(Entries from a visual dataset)

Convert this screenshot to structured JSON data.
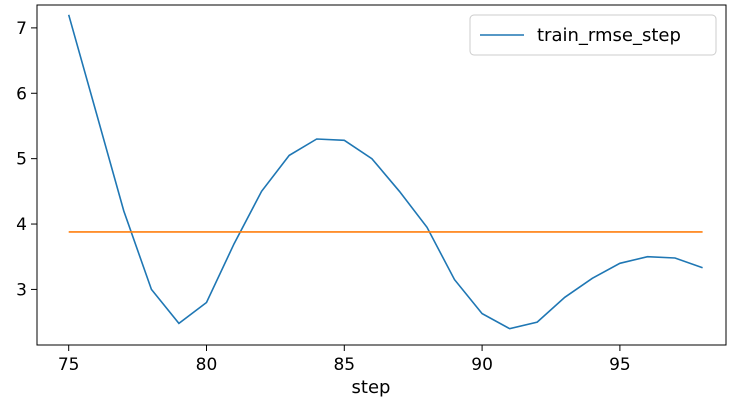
{
  "chart_data": {
    "type": "line",
    "title": "",
    "xlabel": "step",
    "ylabel": "",
    "xlim": [
      73.85,
      98.85
    ],
    "ylim": [
      2.15,
      7.35
    ],
    "xticks": [
      75,
      80,
      85,
      90,
      95
    ],
    "yticks": [
      3,
      4,
      5,
      6,
      7
    ],
    "grid": false,
    "legend_position": "top-right",
    "series": [
      {
        "name": "train_rmse_step",
        "color": "#1f77b4",
        "x": [
          75,
          76,
          77,
          78,
          79,
          80,
          81,
          82,
          83,
          84,
          85,
          86,
          87,
          88,
          89,
          90,
          91,
          92,
          93,
          94,
          95,
          96,
          97,
          98
        ],
        "y": [
          7.2,
          5.7,
          4.2,
          3.0,
          2.48,
          2.8,
          3.7,
          4.5,
          5.05,
          5.3,
          5.28,
          5.0,
          4.5,
          3.95,
          3.15,
          2.63,
          2.4,
          2.5,
          2.88,
          3.17,
          3.4,
          3.5,
          3.48,
          3.33
        ]
      },
      {
        "color": "#ff7f0e",
        "x": [
          75,
          98
        ],
        "y": [
          3.88,
          3.88
        ]
      }
    ]
  }
}
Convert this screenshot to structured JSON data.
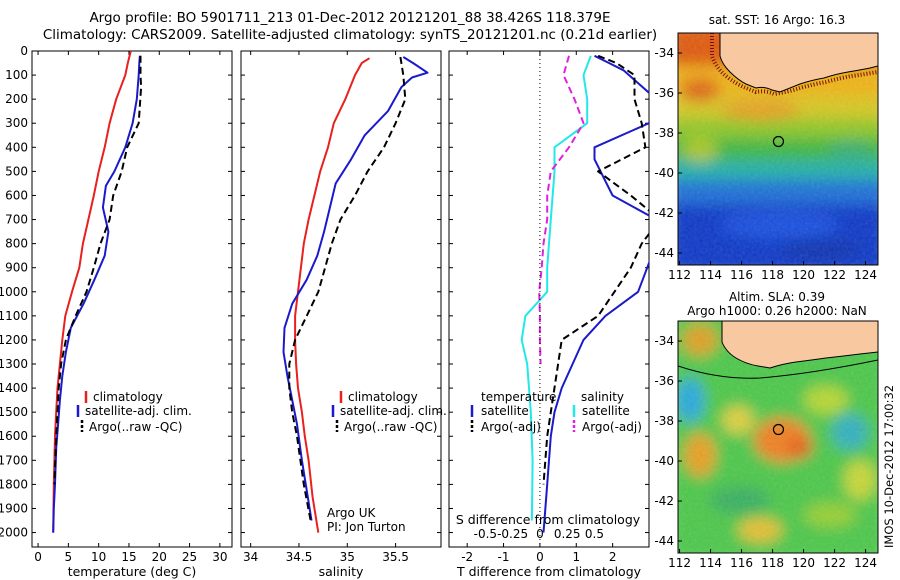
{
  "figure": {
    "title_line1": "Argo profile: BO 5901711_213 01-Dec-2012 20121201_88 38.426S 118.379E",
    "title_line2": "Climatology: CARS2009. Satellite-adjusted climatology: synTS_20121201.nc (0.21d earlier)",
    "credit": "IMOS 10-Dec-2012 17:00:32"
  },
  "colors": {
    "climatology": "#e8201e",
    "satellite": "#1a1acc",
    "argo": "#000000",
    "satellite_salinity": "#22e8e8",
    "argo_salinity_diff": "#e020e0",
    "land": "#f8c8a0"
  },
  "chart_data": [
    {
      "type": "line",
      "panel": "temperature",
      "xlabel": "temperature (deg C)",
      "ylabel": "",
      "xlim": [
        -1,
        32
      ],
      "ylim": [
        2060,
        0
      ],
      "xticks": [
        0,
        5,
        10,
        15,
        20,
        25,
        30
      ],
      "yticks": [
        0,
        100,
        200,
        300,
        400,
        500,
        600,
        700,
        800,
        900,
        1000,
        1100,
        1200,
        1300,
        1400,
        1500,
        1600,
        1700,
        1800,
        1900,
        2000
      ],
      "legend": [
        "climatology",
        "satellite-adj. clim.",
        "Argo(..raw -QC)"
      ],
      "legend_position": "bottom-right",
      "series": [
        {
          "name": "climatology",
          "style": "solid",
          "x": [
            15.3,
            14.8,
            14.4,
            12.9,
            11.8,
            11.0,
            10.0,
            9.2,
            8.3,
            7.4,
            6.8,
            5.6,
            4.5,
            4.0,
            3.6,
            3.2,
            3.0,
            2.8,
            2.6,
            2.5
          ],
          "y": [
            0,
            50,
            100,
            200,
            300,
            400,
            500,
            600,
            700,
            800,
            900,
            1000,
            1100,
            1200,
            1300,
            1400,
            1500,
            1600,
            1800,
            2000
          ]
        },
        {
          "name": "satellite-adj. clim.",
          "style": "solid",
          "x": [
            16.8,
            16.7,
            16.6,
            16.3,
            15.6,
            14.4,
            12.6,
            11.2,
            10.7,
            11.6,
            11.0,
            9.3,
            7.5,
            5.4,
            4.6,
            4.0,
            3.6,
            3.3,
            3.0,
            2.8,
            2.6,
            2.5
          ],
          "y": [
            20,
            50,
            100,
            200,
            300,
            400,
            500,
            560,
            650,
            750,
            850,
            950,
            1050,
            1150,
            1250,
            1350,
            1450,
            1550,
            1650,
            1800,
            1900,
            2000
          ]
        },
        {
          "name": "Argo(..raw -QC)",
          "style": "dashed",
          "x": [
            16.9,
            16.9,
            17.0,
            16.6,
            14.7,
            13.8,
            12.4,
            11.8,
            10.3,
            9.2,
            8.0,
            6.2,
            4.6,
            3.8,
            3.4,
            3.2,
            3.0,
            2.7
          ],
          "y": [
            20,
            100,
            150,
            300,
            400,
            500,
            600,
            700,
            800,
            900,
            1000,
            1100,
            1200,
            1300,
            1400,
            1500,
            1600,
            1800
          ]
        }
      ]
    },
    {
      "type": "line",
      "panel": "salinity",
      "xlabel": "salinity",
      "ylabel": "",
      "xlim": [
        33.9,
        35.97
      ],
      "ylim": [
        2060,
        0
      ],
      "xticks": [
        34,
        34.5,
        35,
        35.5
      ],
      "legend": [
        "climatology",
        "satellite-adj. clim.",
        "Argo(..raw -QC)"
      ],
      "legend_position": "bottom-right",
      "annotations": [
        "Argo UK",
        "PI: Jon Turton"
      ],
      "series": [
        {
          "name": "climatology",
          "style": "solid",
          "x": [
            35.23,
            35.15,
            35.08,
            34.98,
            34.86,
            34.8,
            34.72,
            34.66,
            34.6,
            34.55,
            34.52,
            34.49,
            34.46,
            34.46,
            34.47,
            34.49,
            34.53,
            34.56,
            34.6,
            34.64,
            34.7
          ],
          "y": [
            30,
            50,
            100,
            200,
            300,
            400,
            500,
            600,
            700,
            800,
            900,
            1000,
            1100,
            1200,
            1300,
            1400,
            1500,
            1600,
            1700,
            1850,
            2000
          ]
        },
        {
          "name": "satellite-adj. clim.",
          "style": "solid",
          "x": [
            35.58,
            35.68,
            35.83,
            35.67,
            35.56,
            35.42,
            35.18,
            35.04,
            34.88,
            34.82,
            34.76,
            34.69,
            34.58,
            34.43,
            34.35,
            34.34,
            34.38,
            34.43,
            34.48,
            34.53,
            34.59,
            34.63
          ],
          "y": [
            25,
            50,
            90,
            110,
            150,
            250,
            350,
            450,
            550,
            650,
            750,
            850,
            950,
            1050,
            1150,
            1250,
            1350,
            1450,
            1550,
            1700,
            1850,
            1950
          ]
        },
        {
          "name": "Argo(..raw -QC)",
          "style": "dashed",
          "x": [
            35.55,
            35.58,
            35.6,
            35.5,
            35.38,
            35.21,
            35.08,
            34.93,
            34.84,
            34.77,
            34.7,
            34.58,
            34.46,
            34.4,
            34.4,
            34.43,
            34.48,
            34.55,
            34.62
          ],
          "y": [
            25,
            100,
            200,
            300,
            400,
            500,
            600,
            700,
            800,
            900,
            1000,
            1100,
            1200,
            1300,
            1400,
            1500,
            1600,
            1800,
            1950
          ]
        }
      ]
    },
    {
      "type": "line",
      "panel": "difference",
      "xlabel": "T difference from climatology",
      "top_xlabel": "S difference from climatology",
      "xlim": [
        -2.5,
        3.0
      ],
      "ylim": [
        2060,
        0
      ],
      "xticks": [
        -2,
        -1,
        0,
        1,
        2
      ],
      "top_xticks": [
        "-0.5",
        "-0.25",
        "0",
        "0.25",
        "0.5"
      ],
      "legend_title_temperature": "temperature",
      "legend_title_salinity": "salinity",
      "legend": [
        "satellite",
        "Argo(-adj)",
        "satellite",
        "Argo(-adj)"
      ],
      "legend_position": "bottom-right",
      "series": [
        {
          "name": "satellite",
          "group": "temperature",
          "style": "solid",
          "x": [
            1.5,
            1.9,
            2.3,
            3.2,
            3.0,
            1.5,
            1.5,
            2.0,
            3.2,
            3.2,
            2.7,
            1.8,
            1.2,
            0.9,
            0.6,
            0.4,
            0.3,
            0.2,
            0.1
          ],
          "y": [
            20,
            50,
            80,
            200,
            300,
            400,
            450,
            600,
            700,
            800,
            1000,
            1100,
            1200,
            1300,
            1400,
            1500,
            1600,
            1800,
            2000
          ]
        },
        {
          "name": "Argo(-adj)",
          "group": "temperature",
          "style": "dashed",
          "x": [
            1.6,
            2.1,
            2.6,
            2.6,
            2.8,
            2.9,
            1.6,
            2.5,
            3.3,
            2.8,
            2.5,
            1.6,
            0.6,
            0.5,
            0.3,
            0.2,
            0.1
          ],
          "y": [
            20,
            50,
            100,
            200,
            300,
            400,
            500,
            600,
            700,
            800,
            900,
            1100,
            1200,
            1300,
            1500,
            1600,
            1800
          ]
        },
        {
          "name": "satellite",
          "group": "salinity",
          "style": "solid",
          "x": [
            1.4,
            1.2,
            1.3,
            1.3,
            0.4,
            0.4,
            0.3,
            0.25,
            0.2,
            0.2,
            -0.4,
            -0.5,
            -0.35,
            -0.25,
            -0.2,
            -0.22
          ],
          "y": [
            20,
            100,
            200,
            300,
            400,
            500,
            700,
            800,
            900,
            1000,
            1100,
            1200,
            1300,
            1500,
            1700,
            1950
          ]
        },
        {
          "name": "Argo(-adj)",
          "group": "salinity",
          "style": "dashed",
          "x": [
            0.8,
            0.65,
            0.95,
            1.2,
            0.8,
            0.3,
            0.2,
            0.2,
            0.1,
            0.05,
            -0.02,
            0.0,
            0.0,
            0.02
          ],
          "y": [
            20,
            100,
            200,
            300,
            400,
            500,
            600,
            700,
            800,
            900,
            1000,
            1100,
            1200,
            1300
          ]
        }
      ]
    },
    {
      "type": "heatmap",
      "panel": "sst_map",
      "title": "sat. SST: 16  Argo: 16.3",
      "xticks": [
        112,
        114,
        116,
        118,
        120,
        122,
        124
      ],
      "yticks": [
        -34,
        -36,
        -38,
        -40,
        -42,
        -44
      ],
      "xlim": [
        111.9,
        124.8
      ],
      "ylim": [
        -44.6,
        -33.0
      ],
      "marker": {
        "lon": 118.379,
        "lat": -38.426
      },
      "field": "sea surface temperature"
    },
    {
      "type": "heatmap",
      "panel": "sla_map",
      "title_line1": "Altim. SLA: 0.39",
      "title_line2": "Argo h1000: 0.26  h2000: NaN",
      "xticks": [
        112,
        114,
        116,
        118,
        120,
        122,
        124
      ],
      "yticks": [
        -34,
        -36,
        -38,
        -40,
        -42,
        -44
      ],
      "xlim": [
        111.9,
        124.8
      ],
      "ylim": [
        -44.6,
        -33.0
      ],
      "marker": {
        "lon": 118.379,
        "lat": -38.426
      },
      "field": "sea level anomaly"
    }
  ]
}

- [Your objective]: Tally the lines in the entries above that hold the word "difference". Reply with nothing but that count.

- [Response to the task]: 3